REQUIRED ACTIONS:
a – Retype the passage of the thread about the cmpxchg8b FIXME from "TNorthover · 2018-04-05T10:10:29Z" up to and including "whatever you get.".
b – In the thread about the cmpxchg8b FIXME, what alignment does clang use for an unsigned long long inside a structure?

In https://wmi@llvm.org/svn/llvm-project/cfe/trunk/lib/Basic/Targets/X86.h,
there is a FIXME in class X86_32TargetInfo.
// x86-32 has atomics up to 8 bytes
// FIXME: Check that we actually have cmpxchg8b before setting
// MaxAtomicInlineWidth. (cmpxchg8b is an i586 instruction.)
MaxAtomicPromoteWidth = MaxAtomicInlineWidth = 64;
Now we need to fix it. I will prepare a patch for it.
Wei, any update on that patch? :)

It is committed at https://reviews.llvm.org/rL323281. Could you verify its effectiveness?

DimitryAndric · 2018-02-03T16:28:06Z

In https://wmi@llvm.org/svn/llvm-project/cfe/trunk/lib/Basic/Targets/X86.h,
there is a FIXME in class X86_32TargetInfo.
// x86-32 has atomics up to 8 bytes
// FIXME: Check that we actually have cmpxchg8b before setting
// MaxAtomicInlineWidth. (cmpxchg8b is an i586 instruction.)
MaxAtomicPromoteWidth = MaxAtomicInlineWidth = 64;
Now we need to fix it. I will prepare a patch for it.
Wei, any update on that patch? :)
It is committed at https://reviews.llvm.org/rL323281. Could you verify its
effectiveness?

It does work for the test cases here, but if you use e.g. -march=i586 or higher, there are still sometimes calls to __atomic functions, instead of inlined cmpxchg8b operations. I don't really know where that changed, between clang 5.0 and 6.0.

llvmbot · 2018-02-05T18:24:28Z

In https://wmi@llvm.org/svn/llvm-project/cfe/trunk/lib/Basic/Targets/X86.h,
there is a FIXME in class X86_32TargetInfo.
// x86-32 has atomics up to 8 bytes
// FIXME: Check that we actually have cmpxchg8b before setting
// MaxAtomicInlineWidth. (cmpxchg8b is an i586 instruction.)
MaxAtomicPromoteWidth = MaxAtomicInlineWidth = 64;
Now we need to fix it. I will prepare a patch for it.
Wei, any update on that patch? :)
It is committed at https://reviews.llvm.org/rL323281. Could you verify its
effectiveness?
It does work for the test cases here, but if you use e.g. -march=i586 or
higher, there are still sometimes calls to __atomic functions, instead of
inlined cmpxchg8b operations. I don't really know where that changed,
between clang 5.0 and 6.0.

Clang uses "Ptr.getAlignment() % sizeChars == 0" as a precondition to use inline atomic. For x86-32, unsigned long long has 8 bytes size but may have 4 bytes alignment, although it is possible to do atomic load/store for the data with such type using cmpxchg8b, clang will use libcall for it. It seems a separate restriction of Clang.

Note: for clang, unsigned long long inside of structure uses 4 bytes alignment. standalone unsigned long long uses 8 bytes alignment.

TNorthover · 2018-04-05T10:10:29Z

The implementation of __atomic_load in compiler-rt appears to be buggy by only looking at the size of the input when deciding whether to take a lock. It (and hence all others) should probably fall back for misaligned atomics too.

A locked cmpxchg is theoretically viable on x86, but it looks like that would break libatomic compatibility. It's certainly an ABI issue. Also, if you're using genuinely misaligned atomics you probably deserve whatever you get.

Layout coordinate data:

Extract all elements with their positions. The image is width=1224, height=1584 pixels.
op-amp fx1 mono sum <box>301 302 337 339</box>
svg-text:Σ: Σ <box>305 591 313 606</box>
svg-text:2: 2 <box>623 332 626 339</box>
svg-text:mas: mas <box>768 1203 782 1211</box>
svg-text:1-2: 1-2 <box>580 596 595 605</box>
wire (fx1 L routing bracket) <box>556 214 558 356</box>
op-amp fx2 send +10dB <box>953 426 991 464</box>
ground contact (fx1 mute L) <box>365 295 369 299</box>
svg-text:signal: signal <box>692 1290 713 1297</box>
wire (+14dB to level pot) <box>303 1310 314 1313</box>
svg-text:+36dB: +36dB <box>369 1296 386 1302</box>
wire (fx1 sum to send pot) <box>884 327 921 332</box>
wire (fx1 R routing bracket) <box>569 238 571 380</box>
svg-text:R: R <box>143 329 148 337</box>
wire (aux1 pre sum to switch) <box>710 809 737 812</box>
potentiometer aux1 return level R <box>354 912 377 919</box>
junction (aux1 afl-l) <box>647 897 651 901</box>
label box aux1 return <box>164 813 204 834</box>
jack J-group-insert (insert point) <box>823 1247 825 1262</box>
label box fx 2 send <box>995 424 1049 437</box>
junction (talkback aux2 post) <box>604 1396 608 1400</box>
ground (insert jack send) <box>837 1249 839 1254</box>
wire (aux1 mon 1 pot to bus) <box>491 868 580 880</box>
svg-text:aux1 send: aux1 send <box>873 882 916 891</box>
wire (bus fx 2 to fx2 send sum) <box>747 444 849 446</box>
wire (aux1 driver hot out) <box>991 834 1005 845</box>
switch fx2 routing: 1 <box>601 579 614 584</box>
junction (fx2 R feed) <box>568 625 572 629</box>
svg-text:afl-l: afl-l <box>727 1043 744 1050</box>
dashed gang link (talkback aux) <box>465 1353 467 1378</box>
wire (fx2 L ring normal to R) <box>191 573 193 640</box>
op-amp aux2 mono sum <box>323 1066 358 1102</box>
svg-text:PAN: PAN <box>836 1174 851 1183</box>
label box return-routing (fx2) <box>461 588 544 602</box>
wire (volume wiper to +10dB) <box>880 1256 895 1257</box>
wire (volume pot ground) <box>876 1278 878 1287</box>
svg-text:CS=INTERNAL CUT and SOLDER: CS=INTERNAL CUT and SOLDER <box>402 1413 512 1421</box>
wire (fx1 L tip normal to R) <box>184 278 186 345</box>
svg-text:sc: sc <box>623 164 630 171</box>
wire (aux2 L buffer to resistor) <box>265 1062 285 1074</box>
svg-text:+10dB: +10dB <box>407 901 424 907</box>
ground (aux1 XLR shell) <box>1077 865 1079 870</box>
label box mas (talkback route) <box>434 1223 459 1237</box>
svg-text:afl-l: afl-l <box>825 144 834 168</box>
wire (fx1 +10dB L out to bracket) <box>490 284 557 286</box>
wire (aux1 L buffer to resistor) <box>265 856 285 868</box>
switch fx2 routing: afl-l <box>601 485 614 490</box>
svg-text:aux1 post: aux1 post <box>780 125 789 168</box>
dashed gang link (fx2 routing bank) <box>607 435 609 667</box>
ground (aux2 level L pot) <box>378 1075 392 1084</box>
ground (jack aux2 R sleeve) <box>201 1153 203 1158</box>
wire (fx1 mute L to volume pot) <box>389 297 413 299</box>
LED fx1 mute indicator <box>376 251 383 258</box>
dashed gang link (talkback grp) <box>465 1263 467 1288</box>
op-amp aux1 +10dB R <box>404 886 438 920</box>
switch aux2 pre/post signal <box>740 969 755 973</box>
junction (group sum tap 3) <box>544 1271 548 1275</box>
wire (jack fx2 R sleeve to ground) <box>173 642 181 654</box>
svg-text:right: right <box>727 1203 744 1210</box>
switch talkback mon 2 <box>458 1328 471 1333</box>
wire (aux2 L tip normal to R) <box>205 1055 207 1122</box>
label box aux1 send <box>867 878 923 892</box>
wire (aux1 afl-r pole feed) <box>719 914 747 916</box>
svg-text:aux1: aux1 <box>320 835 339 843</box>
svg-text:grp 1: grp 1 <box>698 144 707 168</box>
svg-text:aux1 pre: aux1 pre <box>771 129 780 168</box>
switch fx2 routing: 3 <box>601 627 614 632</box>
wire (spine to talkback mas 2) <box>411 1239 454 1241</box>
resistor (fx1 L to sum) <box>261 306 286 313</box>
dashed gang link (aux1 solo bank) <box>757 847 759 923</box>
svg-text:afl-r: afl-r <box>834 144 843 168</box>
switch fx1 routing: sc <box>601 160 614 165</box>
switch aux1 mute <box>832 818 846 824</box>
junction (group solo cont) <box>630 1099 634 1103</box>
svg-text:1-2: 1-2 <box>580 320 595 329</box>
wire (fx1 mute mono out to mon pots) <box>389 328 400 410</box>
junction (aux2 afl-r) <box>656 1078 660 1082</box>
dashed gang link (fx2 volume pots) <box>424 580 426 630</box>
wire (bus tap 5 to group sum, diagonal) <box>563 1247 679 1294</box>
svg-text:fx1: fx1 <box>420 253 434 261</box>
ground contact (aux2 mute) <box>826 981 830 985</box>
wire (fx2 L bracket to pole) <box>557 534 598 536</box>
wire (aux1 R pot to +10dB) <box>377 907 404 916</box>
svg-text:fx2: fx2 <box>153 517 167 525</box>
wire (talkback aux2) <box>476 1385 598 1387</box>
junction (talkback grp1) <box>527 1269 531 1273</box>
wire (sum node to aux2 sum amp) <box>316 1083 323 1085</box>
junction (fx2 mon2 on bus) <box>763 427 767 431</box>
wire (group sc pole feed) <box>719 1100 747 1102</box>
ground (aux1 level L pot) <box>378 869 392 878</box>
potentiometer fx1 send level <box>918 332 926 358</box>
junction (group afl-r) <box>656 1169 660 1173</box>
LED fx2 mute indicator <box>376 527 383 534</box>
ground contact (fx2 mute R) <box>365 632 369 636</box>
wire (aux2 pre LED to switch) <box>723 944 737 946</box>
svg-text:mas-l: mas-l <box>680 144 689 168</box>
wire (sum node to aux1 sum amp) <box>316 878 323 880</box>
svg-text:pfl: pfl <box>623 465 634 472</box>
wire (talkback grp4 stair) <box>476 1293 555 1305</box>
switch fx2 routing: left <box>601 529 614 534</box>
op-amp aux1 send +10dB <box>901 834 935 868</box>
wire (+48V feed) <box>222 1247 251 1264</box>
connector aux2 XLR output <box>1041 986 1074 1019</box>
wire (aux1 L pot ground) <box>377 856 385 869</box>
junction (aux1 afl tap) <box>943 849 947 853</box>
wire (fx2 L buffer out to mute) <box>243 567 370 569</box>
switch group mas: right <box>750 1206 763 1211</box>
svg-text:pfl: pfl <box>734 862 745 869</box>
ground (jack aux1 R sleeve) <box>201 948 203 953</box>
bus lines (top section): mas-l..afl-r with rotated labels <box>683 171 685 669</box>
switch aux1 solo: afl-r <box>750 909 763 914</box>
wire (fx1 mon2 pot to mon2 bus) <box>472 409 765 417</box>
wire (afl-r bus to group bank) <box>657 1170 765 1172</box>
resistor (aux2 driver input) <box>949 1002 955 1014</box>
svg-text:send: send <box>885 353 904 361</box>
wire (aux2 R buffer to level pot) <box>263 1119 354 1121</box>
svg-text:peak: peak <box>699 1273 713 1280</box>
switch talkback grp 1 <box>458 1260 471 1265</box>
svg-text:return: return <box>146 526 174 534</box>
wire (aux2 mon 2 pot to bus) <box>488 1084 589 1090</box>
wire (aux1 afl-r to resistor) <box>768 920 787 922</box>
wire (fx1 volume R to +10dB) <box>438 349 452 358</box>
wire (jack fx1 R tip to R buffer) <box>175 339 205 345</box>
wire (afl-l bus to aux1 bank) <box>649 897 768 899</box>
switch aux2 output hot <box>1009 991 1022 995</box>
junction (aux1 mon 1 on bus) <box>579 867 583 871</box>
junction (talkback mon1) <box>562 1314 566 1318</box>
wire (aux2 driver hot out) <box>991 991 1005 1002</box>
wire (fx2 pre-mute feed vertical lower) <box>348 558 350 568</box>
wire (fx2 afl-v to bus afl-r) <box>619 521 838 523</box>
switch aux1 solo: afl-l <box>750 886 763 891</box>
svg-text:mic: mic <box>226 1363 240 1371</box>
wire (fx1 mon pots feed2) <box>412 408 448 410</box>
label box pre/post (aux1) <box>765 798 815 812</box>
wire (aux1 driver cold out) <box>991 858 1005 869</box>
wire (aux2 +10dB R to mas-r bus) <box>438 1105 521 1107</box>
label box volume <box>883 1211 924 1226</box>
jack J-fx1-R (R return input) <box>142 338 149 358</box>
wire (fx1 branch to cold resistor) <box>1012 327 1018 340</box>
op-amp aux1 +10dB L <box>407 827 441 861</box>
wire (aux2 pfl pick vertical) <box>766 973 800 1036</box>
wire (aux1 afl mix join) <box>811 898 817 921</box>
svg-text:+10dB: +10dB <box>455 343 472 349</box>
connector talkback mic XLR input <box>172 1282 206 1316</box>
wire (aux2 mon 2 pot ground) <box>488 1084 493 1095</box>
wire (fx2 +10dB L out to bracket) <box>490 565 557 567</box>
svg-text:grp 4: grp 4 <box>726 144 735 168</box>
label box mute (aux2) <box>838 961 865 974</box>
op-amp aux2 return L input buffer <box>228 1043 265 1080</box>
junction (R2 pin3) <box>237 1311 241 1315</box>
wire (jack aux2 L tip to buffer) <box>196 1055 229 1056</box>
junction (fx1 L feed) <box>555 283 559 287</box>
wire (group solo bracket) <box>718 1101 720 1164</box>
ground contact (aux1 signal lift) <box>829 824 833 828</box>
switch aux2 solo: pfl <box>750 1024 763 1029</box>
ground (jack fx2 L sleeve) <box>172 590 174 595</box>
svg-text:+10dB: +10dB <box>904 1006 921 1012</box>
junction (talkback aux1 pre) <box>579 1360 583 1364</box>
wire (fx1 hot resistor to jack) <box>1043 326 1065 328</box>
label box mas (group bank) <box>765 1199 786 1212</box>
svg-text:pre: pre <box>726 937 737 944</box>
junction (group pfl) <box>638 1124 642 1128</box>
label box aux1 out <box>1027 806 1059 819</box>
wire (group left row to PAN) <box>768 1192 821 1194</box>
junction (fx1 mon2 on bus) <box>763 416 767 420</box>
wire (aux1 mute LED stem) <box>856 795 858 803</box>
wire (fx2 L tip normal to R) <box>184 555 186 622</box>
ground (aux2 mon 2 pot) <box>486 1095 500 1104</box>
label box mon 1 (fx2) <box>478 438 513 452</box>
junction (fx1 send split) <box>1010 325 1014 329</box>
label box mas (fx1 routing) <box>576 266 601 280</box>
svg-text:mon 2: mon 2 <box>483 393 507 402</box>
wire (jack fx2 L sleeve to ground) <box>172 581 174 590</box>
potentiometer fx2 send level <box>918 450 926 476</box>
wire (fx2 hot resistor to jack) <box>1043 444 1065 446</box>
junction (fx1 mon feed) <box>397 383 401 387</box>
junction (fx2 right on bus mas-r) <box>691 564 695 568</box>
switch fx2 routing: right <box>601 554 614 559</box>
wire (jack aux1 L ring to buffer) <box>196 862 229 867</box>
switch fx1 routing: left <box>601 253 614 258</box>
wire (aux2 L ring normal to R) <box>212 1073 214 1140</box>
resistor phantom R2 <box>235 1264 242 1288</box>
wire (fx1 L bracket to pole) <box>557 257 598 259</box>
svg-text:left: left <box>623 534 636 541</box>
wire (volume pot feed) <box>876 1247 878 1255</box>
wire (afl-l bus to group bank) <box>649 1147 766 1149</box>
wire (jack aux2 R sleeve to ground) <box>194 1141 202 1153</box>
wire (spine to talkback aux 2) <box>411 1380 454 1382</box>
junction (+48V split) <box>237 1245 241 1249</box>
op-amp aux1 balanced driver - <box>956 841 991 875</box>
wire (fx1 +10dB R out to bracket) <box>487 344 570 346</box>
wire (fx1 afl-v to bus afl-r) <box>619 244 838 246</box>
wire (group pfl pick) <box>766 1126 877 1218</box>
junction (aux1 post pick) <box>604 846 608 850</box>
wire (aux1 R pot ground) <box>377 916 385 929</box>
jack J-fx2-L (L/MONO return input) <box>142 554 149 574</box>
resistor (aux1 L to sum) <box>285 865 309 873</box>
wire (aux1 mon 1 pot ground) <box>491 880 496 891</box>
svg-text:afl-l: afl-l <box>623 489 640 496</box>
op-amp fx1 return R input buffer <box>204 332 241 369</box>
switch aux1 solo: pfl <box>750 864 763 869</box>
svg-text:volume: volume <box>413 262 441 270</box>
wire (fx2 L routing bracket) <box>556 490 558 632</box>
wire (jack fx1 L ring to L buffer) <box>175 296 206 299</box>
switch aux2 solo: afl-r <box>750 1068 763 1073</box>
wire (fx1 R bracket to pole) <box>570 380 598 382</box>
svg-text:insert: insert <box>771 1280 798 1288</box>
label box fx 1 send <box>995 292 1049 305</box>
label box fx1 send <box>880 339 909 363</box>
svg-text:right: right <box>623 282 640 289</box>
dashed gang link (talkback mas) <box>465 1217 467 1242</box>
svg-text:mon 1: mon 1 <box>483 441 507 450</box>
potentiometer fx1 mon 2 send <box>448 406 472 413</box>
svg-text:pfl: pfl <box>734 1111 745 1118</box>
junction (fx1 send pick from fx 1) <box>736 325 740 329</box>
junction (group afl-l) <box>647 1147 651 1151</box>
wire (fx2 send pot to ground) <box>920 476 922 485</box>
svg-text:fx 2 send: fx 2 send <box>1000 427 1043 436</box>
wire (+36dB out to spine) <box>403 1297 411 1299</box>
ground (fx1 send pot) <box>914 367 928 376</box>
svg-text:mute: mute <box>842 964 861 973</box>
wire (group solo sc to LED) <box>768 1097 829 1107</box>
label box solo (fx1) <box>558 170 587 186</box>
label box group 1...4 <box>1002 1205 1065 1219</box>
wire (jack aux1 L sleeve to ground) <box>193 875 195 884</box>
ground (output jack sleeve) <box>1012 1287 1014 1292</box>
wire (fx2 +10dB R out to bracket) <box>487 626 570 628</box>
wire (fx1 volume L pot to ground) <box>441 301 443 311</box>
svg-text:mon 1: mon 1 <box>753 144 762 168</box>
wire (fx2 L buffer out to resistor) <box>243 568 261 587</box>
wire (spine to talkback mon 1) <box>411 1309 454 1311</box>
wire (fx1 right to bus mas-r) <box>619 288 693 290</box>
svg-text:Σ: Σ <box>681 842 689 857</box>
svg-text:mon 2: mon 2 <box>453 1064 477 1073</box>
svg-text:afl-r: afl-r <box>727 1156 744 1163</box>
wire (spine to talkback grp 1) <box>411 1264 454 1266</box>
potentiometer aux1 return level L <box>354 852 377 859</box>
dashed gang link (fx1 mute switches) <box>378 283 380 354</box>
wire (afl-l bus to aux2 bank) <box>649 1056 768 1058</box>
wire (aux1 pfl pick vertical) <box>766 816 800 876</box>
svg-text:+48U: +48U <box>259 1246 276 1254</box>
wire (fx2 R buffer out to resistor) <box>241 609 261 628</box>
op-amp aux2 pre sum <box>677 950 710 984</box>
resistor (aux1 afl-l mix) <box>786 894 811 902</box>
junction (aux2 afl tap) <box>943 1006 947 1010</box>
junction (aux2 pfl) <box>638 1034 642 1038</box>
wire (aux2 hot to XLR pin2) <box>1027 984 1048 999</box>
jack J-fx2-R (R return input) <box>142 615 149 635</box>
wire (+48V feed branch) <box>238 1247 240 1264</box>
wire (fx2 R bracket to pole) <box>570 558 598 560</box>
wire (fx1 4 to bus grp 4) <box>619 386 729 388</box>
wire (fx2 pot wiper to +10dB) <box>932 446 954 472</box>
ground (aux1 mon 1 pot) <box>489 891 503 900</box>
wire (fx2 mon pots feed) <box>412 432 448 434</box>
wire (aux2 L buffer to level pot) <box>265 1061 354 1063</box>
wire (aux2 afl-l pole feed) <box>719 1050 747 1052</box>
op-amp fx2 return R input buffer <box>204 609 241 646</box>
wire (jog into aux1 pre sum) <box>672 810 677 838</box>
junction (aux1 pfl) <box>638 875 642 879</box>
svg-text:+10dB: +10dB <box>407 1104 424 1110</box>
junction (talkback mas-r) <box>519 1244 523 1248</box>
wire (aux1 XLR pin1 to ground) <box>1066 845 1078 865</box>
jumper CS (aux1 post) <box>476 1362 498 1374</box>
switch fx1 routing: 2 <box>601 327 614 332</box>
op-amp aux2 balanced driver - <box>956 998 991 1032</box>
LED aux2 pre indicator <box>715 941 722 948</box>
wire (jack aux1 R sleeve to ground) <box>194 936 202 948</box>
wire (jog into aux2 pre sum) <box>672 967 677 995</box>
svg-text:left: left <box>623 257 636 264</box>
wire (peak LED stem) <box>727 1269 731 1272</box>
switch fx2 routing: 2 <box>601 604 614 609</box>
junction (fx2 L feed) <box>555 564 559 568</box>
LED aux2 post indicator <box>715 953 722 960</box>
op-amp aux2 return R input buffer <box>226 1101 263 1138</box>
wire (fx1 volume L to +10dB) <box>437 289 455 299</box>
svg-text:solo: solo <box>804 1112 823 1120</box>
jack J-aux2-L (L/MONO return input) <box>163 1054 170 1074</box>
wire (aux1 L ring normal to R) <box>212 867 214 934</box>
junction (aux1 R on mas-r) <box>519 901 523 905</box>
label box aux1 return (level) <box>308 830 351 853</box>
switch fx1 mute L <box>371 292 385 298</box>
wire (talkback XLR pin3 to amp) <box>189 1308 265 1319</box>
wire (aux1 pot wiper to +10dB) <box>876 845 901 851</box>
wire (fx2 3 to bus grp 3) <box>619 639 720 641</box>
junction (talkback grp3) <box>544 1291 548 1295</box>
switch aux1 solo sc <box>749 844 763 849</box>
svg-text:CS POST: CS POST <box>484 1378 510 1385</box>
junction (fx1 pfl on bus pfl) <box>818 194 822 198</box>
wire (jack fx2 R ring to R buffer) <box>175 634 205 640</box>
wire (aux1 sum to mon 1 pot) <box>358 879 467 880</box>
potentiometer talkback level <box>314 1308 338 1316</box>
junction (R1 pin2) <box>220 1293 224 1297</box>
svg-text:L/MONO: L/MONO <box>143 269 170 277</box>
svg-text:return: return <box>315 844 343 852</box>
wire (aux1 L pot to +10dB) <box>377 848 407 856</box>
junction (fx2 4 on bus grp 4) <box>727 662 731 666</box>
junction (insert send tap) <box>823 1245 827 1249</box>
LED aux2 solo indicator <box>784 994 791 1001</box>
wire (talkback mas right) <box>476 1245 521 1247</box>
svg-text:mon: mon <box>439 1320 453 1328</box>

OUTPUTS:
a –
TNorthover · 2018-04-05T10:10:29Z

The implementation of __atomic_load in compiler-rt appears to be buggy by only looking at the size of the input when deciding whether to take a lock. It (and hence all others) should probably fall back for misaligned atomics too.

A locked cmpxchg is theoretically viable on x86, but it looks like that would break libatomic compatibility. It's certainly an ABI issue. Also, if you're using genuinely misaligned atomics you probably deserve whatever you get.

b – Clang uses 4-byte alignment for an unsigned long long inside a structure.